* _What is being asked_:
Locate each line holding the string "subset" and copy it.

* _Records to process_:
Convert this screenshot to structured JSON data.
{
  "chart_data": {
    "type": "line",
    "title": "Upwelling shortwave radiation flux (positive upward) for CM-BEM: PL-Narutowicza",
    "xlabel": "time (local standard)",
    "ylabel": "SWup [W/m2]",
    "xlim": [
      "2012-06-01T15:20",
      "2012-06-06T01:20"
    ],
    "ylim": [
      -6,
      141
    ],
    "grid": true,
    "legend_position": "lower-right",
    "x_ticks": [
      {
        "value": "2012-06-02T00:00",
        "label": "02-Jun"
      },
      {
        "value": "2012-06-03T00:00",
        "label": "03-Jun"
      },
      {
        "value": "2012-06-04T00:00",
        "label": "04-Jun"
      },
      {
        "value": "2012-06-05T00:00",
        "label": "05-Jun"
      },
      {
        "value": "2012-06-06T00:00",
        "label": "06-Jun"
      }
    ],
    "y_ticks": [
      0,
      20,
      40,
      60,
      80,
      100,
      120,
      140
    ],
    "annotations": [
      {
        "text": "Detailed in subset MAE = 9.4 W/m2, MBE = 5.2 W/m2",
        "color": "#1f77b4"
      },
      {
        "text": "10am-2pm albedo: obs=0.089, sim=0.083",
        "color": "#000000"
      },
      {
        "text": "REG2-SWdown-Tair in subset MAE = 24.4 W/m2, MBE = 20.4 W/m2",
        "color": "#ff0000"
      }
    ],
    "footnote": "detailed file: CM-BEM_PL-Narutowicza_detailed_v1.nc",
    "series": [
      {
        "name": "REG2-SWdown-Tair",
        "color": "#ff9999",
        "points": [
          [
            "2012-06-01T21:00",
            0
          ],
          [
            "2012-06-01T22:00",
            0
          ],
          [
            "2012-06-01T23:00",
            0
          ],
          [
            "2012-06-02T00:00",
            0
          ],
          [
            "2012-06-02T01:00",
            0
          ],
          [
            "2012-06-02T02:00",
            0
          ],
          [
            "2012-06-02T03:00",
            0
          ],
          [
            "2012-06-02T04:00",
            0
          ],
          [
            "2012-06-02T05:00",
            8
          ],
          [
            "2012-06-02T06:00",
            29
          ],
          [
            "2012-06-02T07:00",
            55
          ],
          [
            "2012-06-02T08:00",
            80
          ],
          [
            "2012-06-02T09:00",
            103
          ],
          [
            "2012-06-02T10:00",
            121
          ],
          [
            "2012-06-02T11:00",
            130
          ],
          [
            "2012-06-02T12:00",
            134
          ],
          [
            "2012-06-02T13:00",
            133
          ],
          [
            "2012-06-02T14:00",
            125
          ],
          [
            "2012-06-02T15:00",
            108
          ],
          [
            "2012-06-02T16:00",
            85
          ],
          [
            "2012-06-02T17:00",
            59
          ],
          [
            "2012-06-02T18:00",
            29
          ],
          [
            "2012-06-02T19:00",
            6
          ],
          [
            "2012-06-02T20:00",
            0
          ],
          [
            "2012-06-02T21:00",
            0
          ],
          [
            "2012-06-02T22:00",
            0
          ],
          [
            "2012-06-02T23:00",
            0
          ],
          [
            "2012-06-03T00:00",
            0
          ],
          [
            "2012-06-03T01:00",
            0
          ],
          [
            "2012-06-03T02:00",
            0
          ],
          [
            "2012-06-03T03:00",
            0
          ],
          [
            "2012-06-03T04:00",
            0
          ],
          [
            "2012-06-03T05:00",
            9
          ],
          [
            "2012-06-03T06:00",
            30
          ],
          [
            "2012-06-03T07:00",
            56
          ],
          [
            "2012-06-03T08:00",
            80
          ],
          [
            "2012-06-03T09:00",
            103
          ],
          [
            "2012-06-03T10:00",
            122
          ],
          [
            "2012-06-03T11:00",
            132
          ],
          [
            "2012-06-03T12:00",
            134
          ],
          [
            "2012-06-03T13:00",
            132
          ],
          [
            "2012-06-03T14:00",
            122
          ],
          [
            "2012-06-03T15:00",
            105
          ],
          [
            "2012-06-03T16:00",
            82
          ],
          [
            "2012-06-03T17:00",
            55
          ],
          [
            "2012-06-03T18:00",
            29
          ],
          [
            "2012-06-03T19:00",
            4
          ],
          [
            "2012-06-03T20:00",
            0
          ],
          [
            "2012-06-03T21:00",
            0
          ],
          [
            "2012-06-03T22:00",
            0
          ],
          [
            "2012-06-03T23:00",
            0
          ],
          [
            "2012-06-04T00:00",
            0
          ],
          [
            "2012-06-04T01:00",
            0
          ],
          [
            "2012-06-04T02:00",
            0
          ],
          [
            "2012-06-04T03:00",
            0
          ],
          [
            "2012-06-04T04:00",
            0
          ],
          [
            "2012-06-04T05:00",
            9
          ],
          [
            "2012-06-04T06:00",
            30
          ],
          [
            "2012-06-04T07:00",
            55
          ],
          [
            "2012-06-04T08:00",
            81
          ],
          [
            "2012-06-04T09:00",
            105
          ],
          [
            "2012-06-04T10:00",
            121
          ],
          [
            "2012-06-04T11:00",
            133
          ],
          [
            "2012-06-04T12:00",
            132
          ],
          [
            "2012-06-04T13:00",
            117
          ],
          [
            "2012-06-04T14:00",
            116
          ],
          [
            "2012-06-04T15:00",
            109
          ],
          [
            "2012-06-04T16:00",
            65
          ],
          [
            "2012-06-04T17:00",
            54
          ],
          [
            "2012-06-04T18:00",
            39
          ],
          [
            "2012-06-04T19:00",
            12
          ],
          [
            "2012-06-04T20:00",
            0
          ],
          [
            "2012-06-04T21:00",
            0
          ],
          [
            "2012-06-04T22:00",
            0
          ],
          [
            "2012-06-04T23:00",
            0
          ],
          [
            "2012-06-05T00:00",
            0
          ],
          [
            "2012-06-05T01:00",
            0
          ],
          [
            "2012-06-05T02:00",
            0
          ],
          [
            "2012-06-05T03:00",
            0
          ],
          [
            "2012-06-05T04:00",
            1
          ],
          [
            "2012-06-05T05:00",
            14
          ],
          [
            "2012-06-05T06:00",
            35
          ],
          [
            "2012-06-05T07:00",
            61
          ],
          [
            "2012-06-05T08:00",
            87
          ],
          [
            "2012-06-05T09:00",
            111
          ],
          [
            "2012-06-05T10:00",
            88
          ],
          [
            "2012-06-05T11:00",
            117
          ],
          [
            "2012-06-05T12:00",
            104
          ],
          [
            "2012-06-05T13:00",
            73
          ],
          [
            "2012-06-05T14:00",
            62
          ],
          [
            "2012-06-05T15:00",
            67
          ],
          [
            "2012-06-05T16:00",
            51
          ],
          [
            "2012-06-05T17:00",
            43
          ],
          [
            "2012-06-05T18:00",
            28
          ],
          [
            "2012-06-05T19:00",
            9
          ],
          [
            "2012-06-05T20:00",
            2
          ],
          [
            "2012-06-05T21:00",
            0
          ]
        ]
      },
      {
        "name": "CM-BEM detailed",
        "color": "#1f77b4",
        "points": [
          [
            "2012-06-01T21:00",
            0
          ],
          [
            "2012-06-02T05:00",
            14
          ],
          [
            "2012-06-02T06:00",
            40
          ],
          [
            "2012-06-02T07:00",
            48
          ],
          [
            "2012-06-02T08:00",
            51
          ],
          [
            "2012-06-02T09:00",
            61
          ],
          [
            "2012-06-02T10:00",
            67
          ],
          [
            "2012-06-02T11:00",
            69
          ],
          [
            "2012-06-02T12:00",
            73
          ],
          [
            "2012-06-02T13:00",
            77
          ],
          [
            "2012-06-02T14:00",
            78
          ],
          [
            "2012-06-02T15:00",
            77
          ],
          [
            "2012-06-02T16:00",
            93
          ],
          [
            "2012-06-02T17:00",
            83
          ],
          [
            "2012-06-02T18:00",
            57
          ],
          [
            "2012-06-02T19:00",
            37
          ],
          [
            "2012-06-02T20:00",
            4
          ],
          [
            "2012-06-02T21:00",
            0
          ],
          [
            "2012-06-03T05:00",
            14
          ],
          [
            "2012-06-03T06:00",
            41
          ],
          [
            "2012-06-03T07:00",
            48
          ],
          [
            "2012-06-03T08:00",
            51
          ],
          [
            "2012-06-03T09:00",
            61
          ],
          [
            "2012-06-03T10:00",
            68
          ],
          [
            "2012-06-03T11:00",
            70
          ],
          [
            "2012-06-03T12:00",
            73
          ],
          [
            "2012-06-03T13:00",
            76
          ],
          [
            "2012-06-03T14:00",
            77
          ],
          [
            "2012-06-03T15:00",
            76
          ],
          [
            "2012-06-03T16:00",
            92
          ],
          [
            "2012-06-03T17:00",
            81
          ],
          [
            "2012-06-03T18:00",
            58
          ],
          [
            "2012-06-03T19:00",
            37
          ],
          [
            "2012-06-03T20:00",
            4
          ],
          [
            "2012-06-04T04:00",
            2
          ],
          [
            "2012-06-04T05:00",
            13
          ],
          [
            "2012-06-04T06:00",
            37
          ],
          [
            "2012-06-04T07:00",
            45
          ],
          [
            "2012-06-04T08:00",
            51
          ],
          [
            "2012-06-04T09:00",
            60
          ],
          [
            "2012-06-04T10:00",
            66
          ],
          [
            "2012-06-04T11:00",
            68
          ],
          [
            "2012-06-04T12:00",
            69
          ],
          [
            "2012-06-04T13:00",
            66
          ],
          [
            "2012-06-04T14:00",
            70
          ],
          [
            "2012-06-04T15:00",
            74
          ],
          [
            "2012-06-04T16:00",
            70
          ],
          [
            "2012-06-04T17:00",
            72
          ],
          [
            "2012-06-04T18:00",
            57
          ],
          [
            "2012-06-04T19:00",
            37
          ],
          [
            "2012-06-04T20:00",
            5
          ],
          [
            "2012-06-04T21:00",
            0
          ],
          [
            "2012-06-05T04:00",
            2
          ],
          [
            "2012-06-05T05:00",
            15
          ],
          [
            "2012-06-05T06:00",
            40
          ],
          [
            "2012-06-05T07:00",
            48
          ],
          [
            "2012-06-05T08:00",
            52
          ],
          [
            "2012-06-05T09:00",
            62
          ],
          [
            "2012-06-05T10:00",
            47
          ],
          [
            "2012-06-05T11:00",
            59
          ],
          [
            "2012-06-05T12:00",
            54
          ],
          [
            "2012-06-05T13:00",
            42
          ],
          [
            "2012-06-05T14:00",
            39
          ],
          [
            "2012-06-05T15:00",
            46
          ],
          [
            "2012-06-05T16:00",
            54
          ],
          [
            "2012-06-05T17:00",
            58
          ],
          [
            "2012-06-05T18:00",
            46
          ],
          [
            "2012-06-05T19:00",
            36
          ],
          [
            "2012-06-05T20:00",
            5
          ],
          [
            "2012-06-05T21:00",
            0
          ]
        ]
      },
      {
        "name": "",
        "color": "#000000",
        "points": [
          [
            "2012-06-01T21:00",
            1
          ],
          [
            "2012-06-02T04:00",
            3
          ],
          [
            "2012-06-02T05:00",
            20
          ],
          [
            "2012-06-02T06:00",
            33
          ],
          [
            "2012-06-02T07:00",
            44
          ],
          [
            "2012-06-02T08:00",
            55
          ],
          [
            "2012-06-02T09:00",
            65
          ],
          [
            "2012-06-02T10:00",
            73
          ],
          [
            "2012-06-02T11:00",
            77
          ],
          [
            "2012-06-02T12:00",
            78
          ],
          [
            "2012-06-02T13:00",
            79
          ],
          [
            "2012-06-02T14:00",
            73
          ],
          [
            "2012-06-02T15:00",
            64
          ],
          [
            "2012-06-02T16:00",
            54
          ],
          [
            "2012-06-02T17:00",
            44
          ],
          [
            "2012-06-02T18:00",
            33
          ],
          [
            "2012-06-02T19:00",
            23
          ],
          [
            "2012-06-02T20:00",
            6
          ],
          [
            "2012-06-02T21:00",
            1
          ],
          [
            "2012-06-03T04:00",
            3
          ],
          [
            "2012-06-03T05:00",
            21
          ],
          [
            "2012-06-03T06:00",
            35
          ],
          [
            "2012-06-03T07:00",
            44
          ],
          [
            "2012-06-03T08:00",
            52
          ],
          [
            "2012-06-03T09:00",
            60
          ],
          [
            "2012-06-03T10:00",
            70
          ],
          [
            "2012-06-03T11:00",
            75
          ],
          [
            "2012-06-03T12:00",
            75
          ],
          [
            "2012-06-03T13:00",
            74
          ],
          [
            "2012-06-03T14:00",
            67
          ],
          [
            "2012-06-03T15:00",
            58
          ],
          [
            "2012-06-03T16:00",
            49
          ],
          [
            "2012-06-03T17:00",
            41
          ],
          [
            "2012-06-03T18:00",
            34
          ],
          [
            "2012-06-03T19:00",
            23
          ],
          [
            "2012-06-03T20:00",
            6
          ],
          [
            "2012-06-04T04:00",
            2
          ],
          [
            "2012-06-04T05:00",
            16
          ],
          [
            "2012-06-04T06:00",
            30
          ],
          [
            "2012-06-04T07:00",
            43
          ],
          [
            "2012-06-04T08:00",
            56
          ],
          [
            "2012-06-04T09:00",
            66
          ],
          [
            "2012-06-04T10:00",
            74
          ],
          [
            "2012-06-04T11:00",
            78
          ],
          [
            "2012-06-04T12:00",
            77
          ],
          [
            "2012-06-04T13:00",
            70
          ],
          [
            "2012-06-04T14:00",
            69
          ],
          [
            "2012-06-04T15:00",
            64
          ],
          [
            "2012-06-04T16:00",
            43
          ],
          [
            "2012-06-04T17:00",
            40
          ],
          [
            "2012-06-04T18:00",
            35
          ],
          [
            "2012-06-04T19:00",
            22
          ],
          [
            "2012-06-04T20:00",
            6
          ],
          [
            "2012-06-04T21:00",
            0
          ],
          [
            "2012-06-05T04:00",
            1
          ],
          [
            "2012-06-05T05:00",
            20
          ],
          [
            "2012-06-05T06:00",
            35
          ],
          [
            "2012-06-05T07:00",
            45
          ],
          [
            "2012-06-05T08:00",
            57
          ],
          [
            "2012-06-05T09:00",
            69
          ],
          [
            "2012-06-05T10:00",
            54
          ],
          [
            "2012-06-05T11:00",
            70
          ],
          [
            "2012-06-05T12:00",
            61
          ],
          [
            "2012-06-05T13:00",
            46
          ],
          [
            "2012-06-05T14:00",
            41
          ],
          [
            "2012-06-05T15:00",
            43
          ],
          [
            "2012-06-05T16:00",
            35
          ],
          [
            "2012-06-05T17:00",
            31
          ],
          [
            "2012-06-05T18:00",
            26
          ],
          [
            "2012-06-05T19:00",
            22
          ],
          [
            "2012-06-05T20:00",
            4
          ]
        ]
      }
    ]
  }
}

* _Correct output_:
        "text": "Detailed in subset MAE = 9.4 W/m2, MBE = 5.2 W/m2",
        "text": "REG2-SWdown-Tair in subset MAE = 24.4 W/m2, MBE = 20.4 W/m2",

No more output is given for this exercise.